WHAT YOU WILL DO: Copy all lines holding the word "气候与农业" from the entries.
--- start of TASK DATA ---
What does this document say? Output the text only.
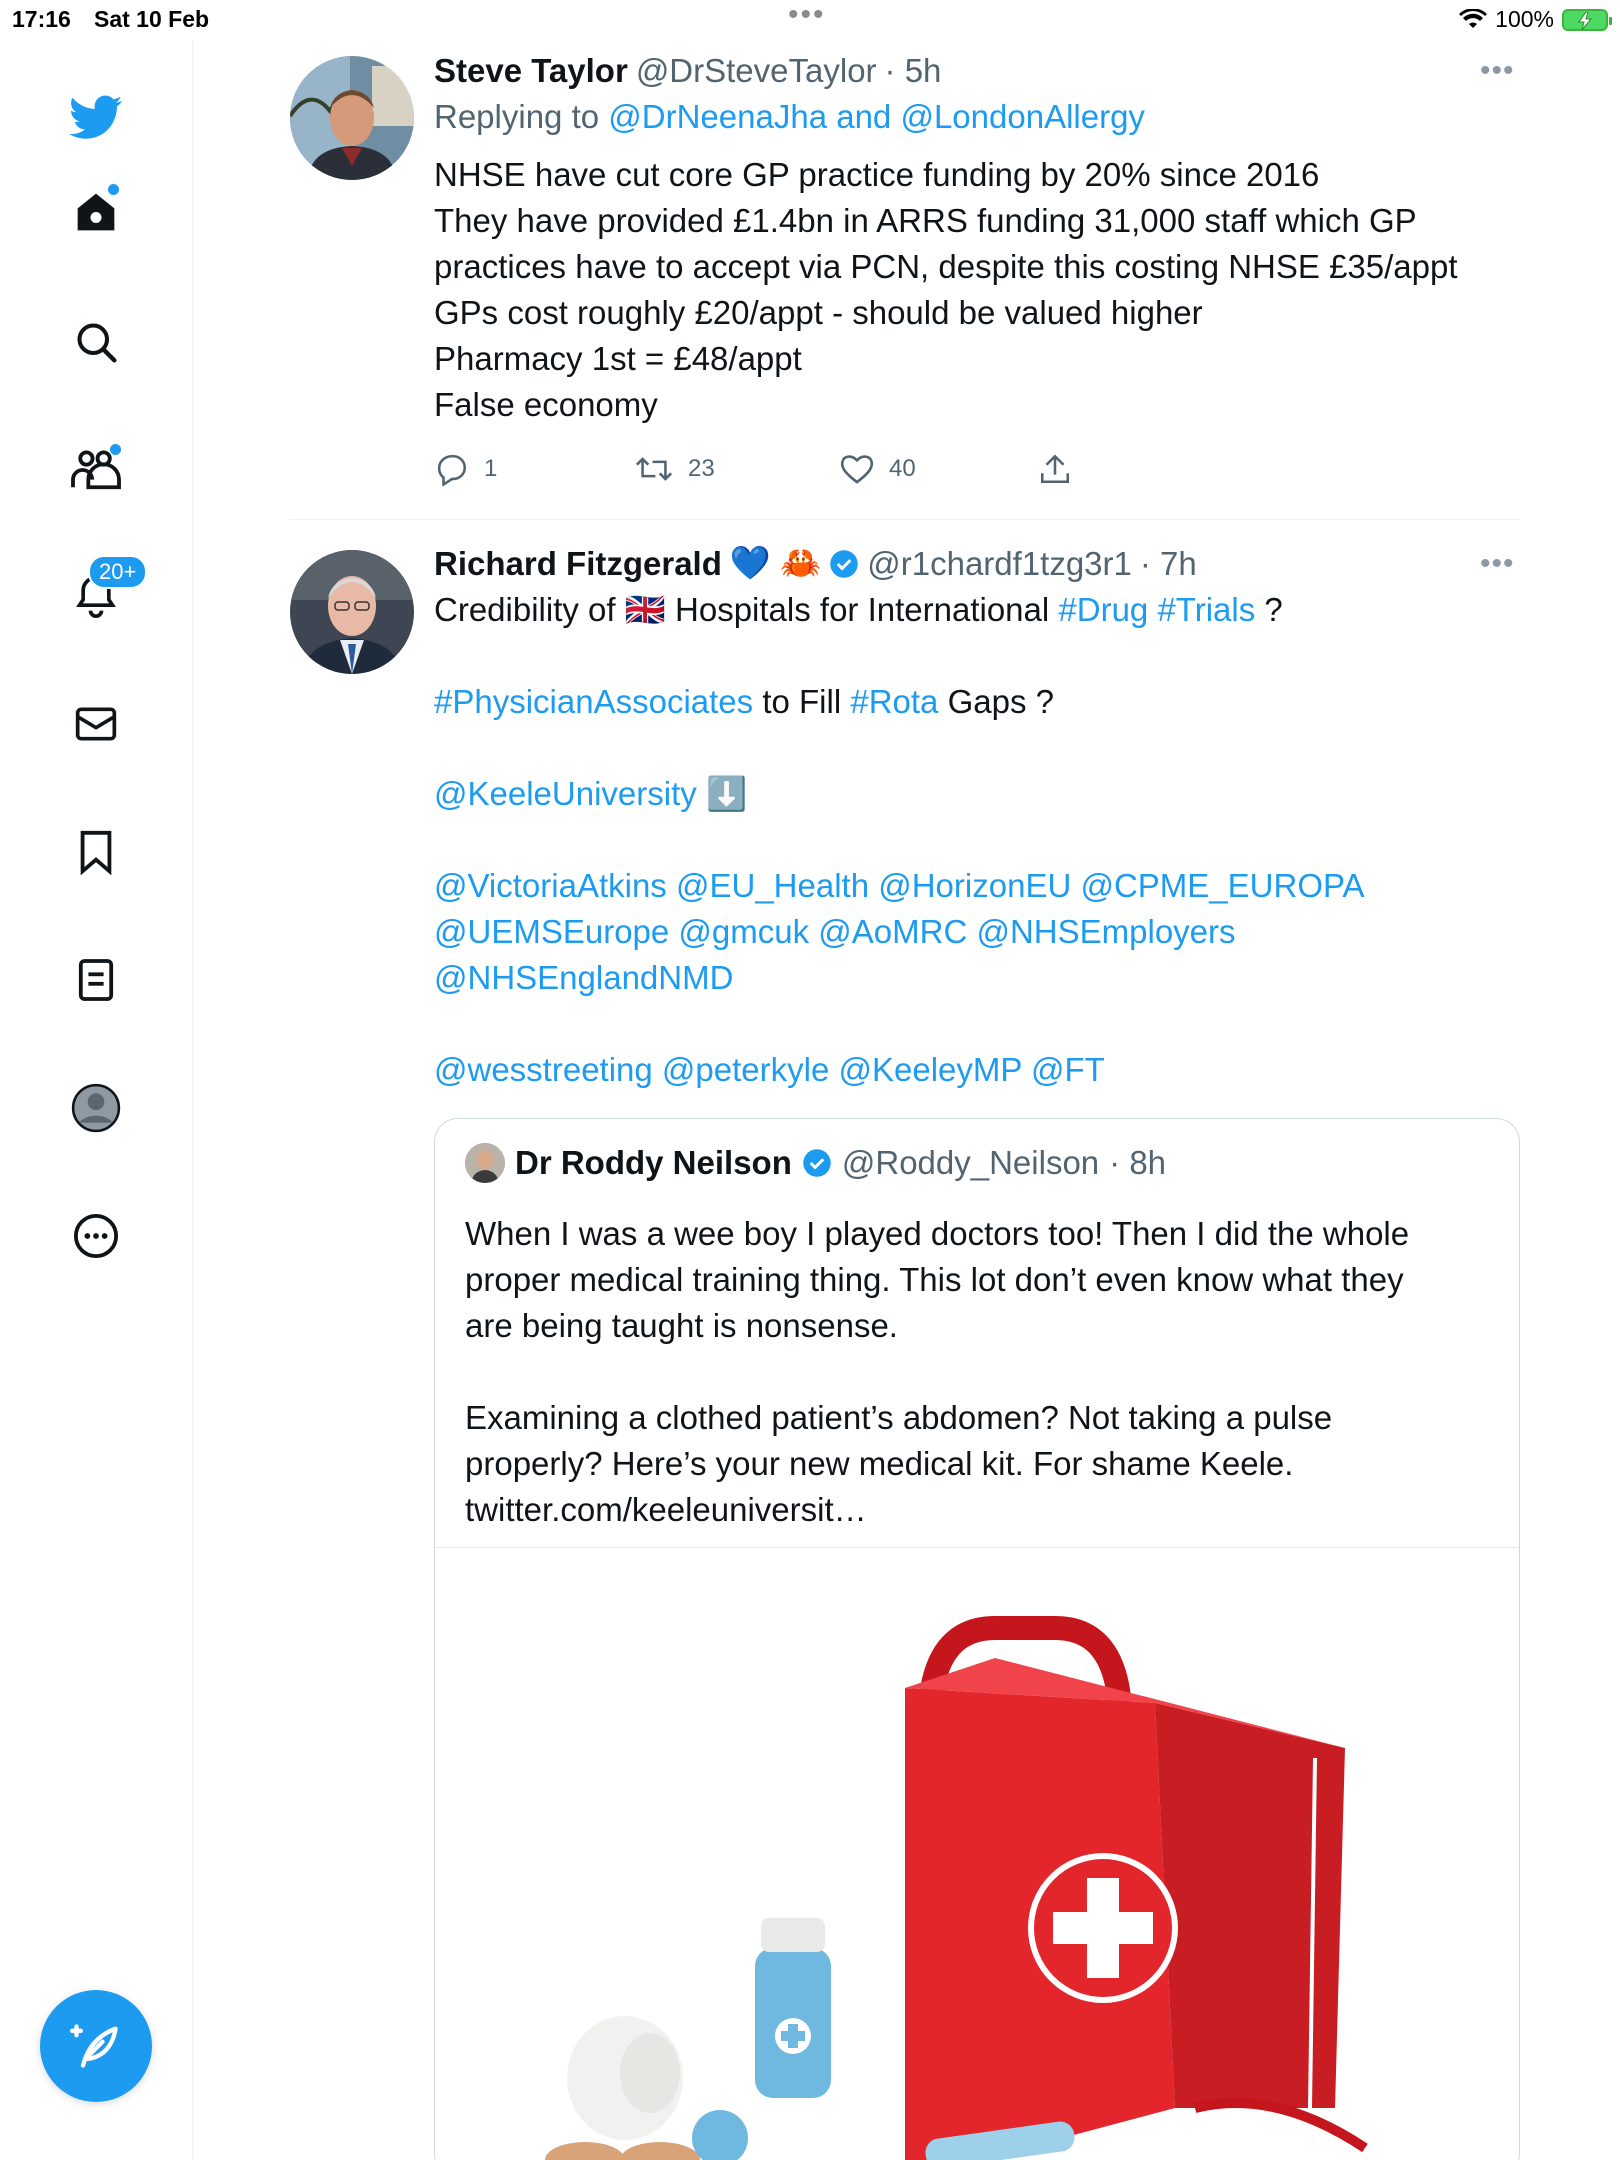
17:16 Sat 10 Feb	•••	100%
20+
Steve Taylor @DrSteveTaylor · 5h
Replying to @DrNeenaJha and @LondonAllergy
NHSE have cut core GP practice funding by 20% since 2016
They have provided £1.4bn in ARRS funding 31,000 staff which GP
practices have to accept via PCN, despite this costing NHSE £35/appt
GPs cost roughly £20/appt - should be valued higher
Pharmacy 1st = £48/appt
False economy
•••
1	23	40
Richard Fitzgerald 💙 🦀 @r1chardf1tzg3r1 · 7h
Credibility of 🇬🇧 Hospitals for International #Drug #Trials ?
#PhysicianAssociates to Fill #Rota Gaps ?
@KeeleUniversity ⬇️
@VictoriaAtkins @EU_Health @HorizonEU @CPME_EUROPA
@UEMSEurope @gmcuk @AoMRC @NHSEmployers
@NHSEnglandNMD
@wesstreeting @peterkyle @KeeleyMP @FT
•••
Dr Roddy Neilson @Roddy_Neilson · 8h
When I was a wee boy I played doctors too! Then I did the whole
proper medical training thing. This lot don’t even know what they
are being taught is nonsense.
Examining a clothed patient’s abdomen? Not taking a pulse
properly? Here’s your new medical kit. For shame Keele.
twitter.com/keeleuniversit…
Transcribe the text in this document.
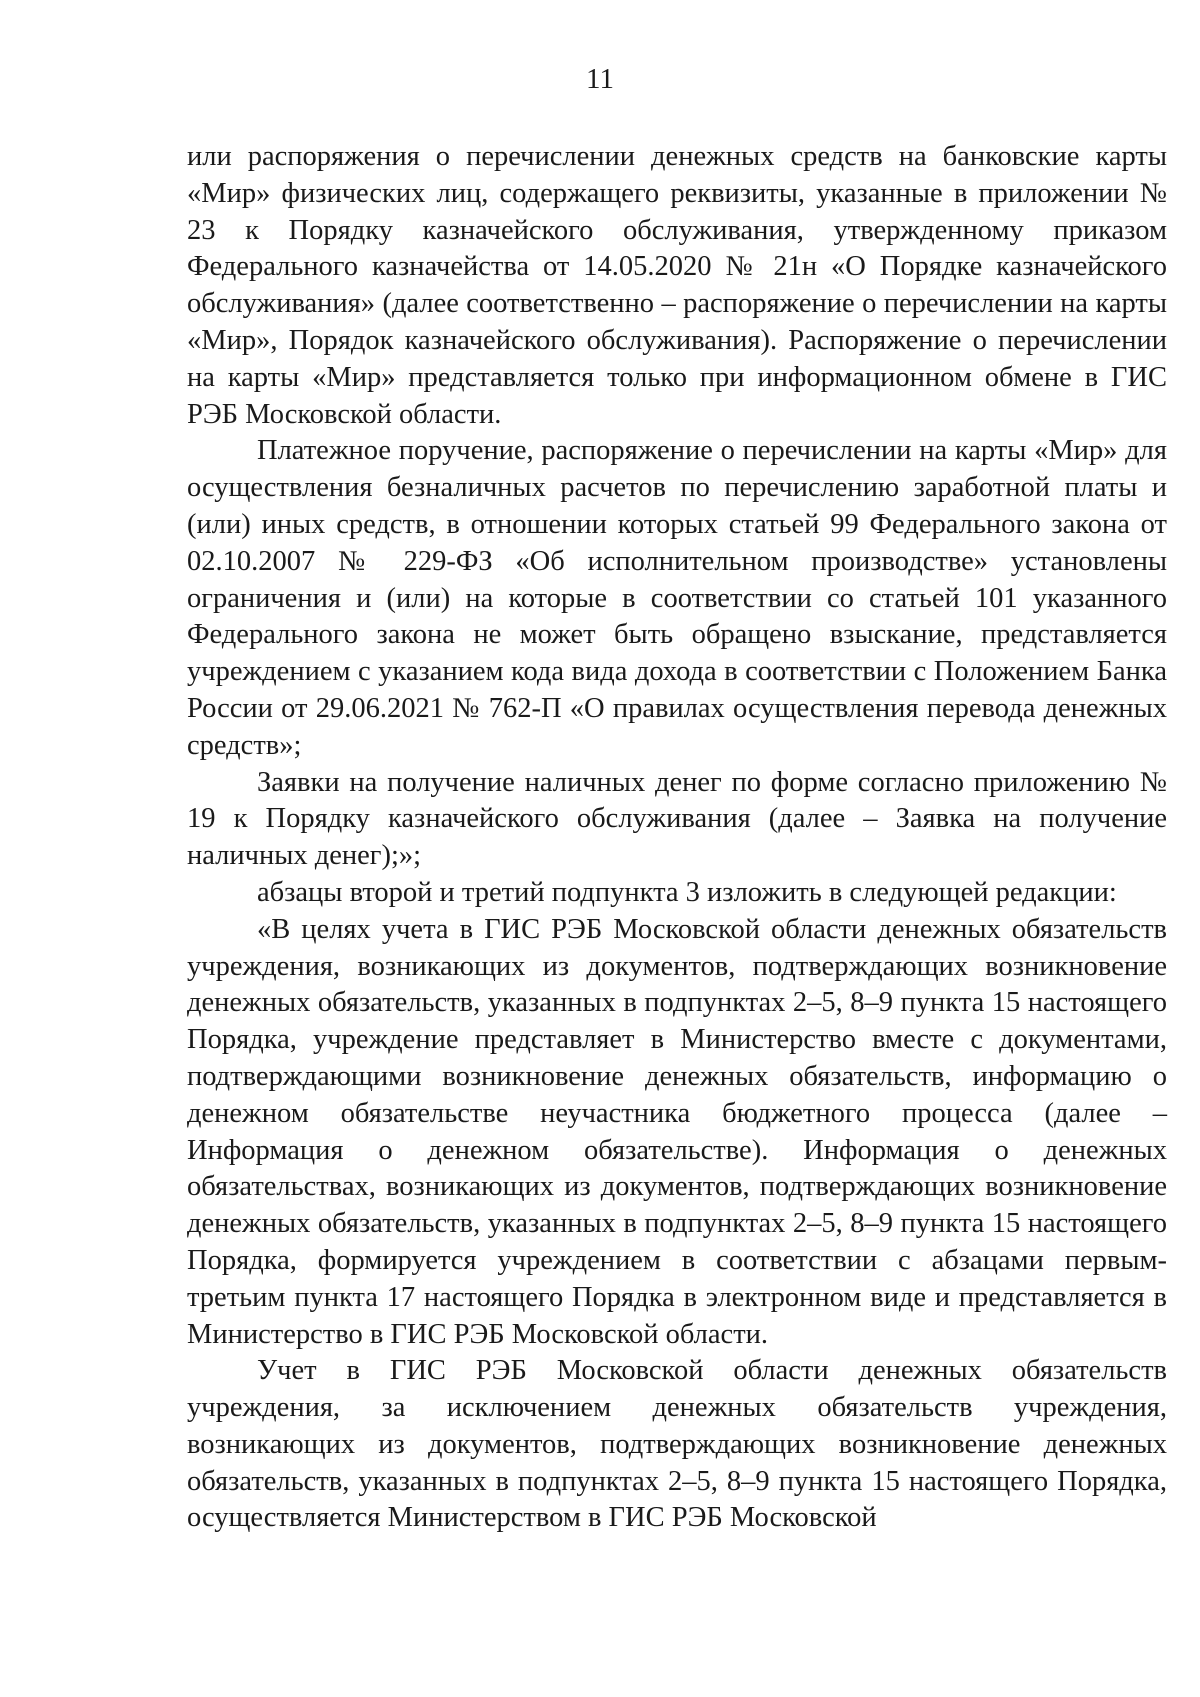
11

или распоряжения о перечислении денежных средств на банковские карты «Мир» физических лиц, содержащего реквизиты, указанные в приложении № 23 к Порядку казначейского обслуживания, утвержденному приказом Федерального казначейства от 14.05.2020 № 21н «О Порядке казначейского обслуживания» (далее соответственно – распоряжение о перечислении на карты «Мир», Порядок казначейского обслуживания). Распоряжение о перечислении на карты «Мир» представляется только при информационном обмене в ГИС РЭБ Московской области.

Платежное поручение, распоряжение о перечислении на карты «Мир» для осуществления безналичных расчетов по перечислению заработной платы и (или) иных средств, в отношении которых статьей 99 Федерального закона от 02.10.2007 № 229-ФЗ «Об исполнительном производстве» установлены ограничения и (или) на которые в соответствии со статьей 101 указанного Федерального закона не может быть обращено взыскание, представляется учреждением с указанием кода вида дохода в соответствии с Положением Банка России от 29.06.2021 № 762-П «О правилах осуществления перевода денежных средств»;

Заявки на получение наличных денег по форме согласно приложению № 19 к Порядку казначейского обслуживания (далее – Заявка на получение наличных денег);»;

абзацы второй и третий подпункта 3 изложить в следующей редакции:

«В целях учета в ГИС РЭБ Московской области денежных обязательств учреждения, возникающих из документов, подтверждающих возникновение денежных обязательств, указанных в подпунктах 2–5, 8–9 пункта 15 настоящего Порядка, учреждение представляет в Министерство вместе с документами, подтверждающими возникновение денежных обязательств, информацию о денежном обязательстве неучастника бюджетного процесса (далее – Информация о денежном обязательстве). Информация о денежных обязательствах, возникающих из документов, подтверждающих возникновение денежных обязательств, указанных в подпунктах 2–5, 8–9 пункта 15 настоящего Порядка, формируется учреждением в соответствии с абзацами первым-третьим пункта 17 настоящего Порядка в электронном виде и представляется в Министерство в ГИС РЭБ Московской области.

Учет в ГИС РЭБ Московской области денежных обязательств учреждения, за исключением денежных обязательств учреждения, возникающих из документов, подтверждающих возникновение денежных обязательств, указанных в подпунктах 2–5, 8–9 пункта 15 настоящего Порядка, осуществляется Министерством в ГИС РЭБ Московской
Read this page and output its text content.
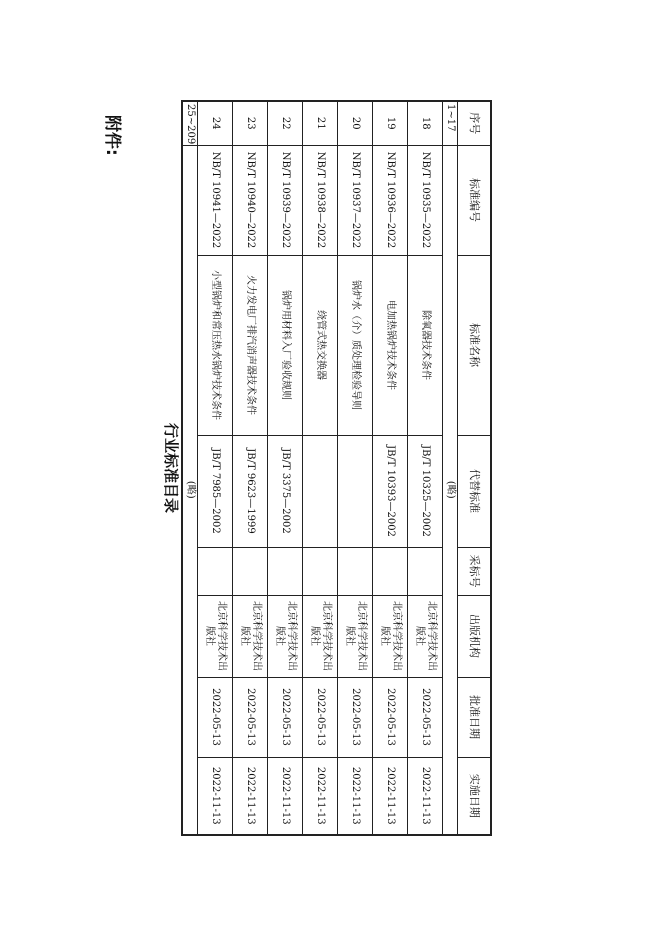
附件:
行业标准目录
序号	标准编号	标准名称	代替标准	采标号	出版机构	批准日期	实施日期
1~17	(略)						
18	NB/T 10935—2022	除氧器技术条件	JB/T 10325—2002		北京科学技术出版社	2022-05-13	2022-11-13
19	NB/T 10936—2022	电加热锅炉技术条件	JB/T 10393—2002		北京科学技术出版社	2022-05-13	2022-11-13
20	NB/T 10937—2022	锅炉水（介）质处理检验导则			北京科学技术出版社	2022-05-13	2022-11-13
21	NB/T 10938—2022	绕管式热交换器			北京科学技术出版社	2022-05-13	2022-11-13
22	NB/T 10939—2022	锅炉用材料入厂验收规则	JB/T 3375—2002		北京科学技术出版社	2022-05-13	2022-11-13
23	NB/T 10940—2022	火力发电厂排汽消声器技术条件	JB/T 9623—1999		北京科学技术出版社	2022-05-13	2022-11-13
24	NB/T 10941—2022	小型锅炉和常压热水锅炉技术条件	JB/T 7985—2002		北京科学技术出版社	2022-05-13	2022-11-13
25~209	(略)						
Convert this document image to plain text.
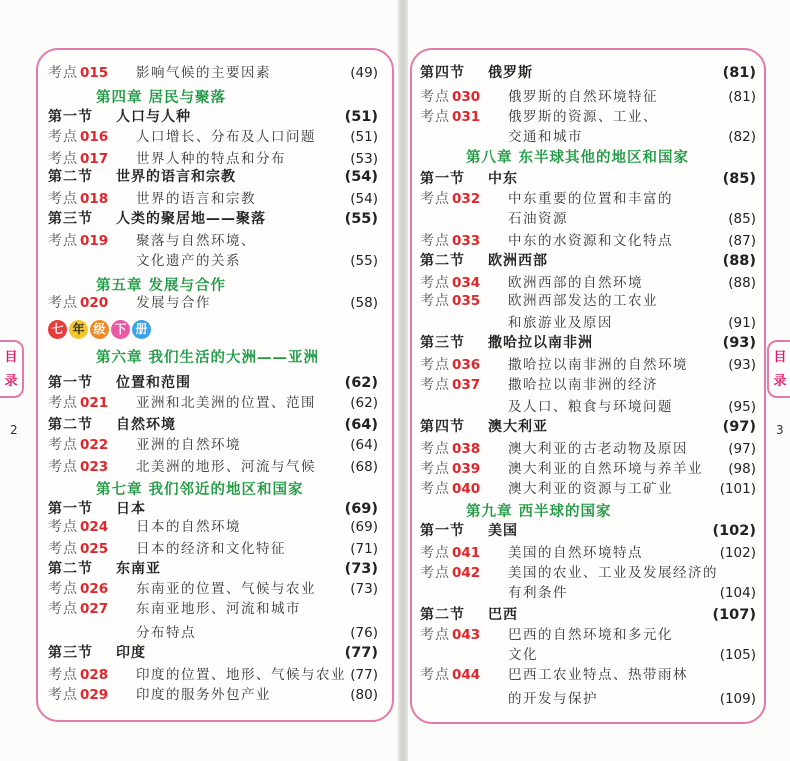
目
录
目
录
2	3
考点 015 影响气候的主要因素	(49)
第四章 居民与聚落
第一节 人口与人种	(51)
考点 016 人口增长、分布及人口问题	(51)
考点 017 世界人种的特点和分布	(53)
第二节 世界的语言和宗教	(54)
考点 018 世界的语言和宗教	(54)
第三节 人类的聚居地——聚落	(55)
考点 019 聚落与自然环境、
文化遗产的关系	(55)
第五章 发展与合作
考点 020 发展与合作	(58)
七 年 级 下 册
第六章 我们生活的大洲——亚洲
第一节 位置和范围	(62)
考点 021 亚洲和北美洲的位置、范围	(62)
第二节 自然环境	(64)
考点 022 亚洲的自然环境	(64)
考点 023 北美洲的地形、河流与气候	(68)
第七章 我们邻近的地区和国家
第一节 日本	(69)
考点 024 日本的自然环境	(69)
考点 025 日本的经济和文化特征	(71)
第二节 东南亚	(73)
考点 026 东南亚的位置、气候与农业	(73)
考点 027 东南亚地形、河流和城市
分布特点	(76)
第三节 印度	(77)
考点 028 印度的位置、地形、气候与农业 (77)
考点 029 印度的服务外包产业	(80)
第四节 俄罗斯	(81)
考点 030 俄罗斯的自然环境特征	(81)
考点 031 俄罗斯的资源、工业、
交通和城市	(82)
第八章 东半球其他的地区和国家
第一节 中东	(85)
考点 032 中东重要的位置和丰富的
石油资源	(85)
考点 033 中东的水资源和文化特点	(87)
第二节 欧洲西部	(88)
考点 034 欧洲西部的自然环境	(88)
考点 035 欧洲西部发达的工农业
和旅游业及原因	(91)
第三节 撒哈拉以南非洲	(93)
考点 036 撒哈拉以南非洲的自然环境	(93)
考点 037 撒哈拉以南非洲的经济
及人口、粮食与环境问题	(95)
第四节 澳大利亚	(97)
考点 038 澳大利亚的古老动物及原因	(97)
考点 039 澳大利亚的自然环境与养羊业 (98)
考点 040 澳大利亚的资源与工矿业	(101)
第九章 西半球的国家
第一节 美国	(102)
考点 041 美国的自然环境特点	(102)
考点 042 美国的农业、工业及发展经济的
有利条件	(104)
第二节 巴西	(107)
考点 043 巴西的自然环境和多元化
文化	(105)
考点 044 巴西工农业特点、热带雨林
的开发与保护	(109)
--- end of TASK DATA ---
OUTPUT OF THE EXERCISE:
考点 026 东南亚的位置、气候与农业	(73)
考点 028 印度的位置、地形、气候与农业 (77)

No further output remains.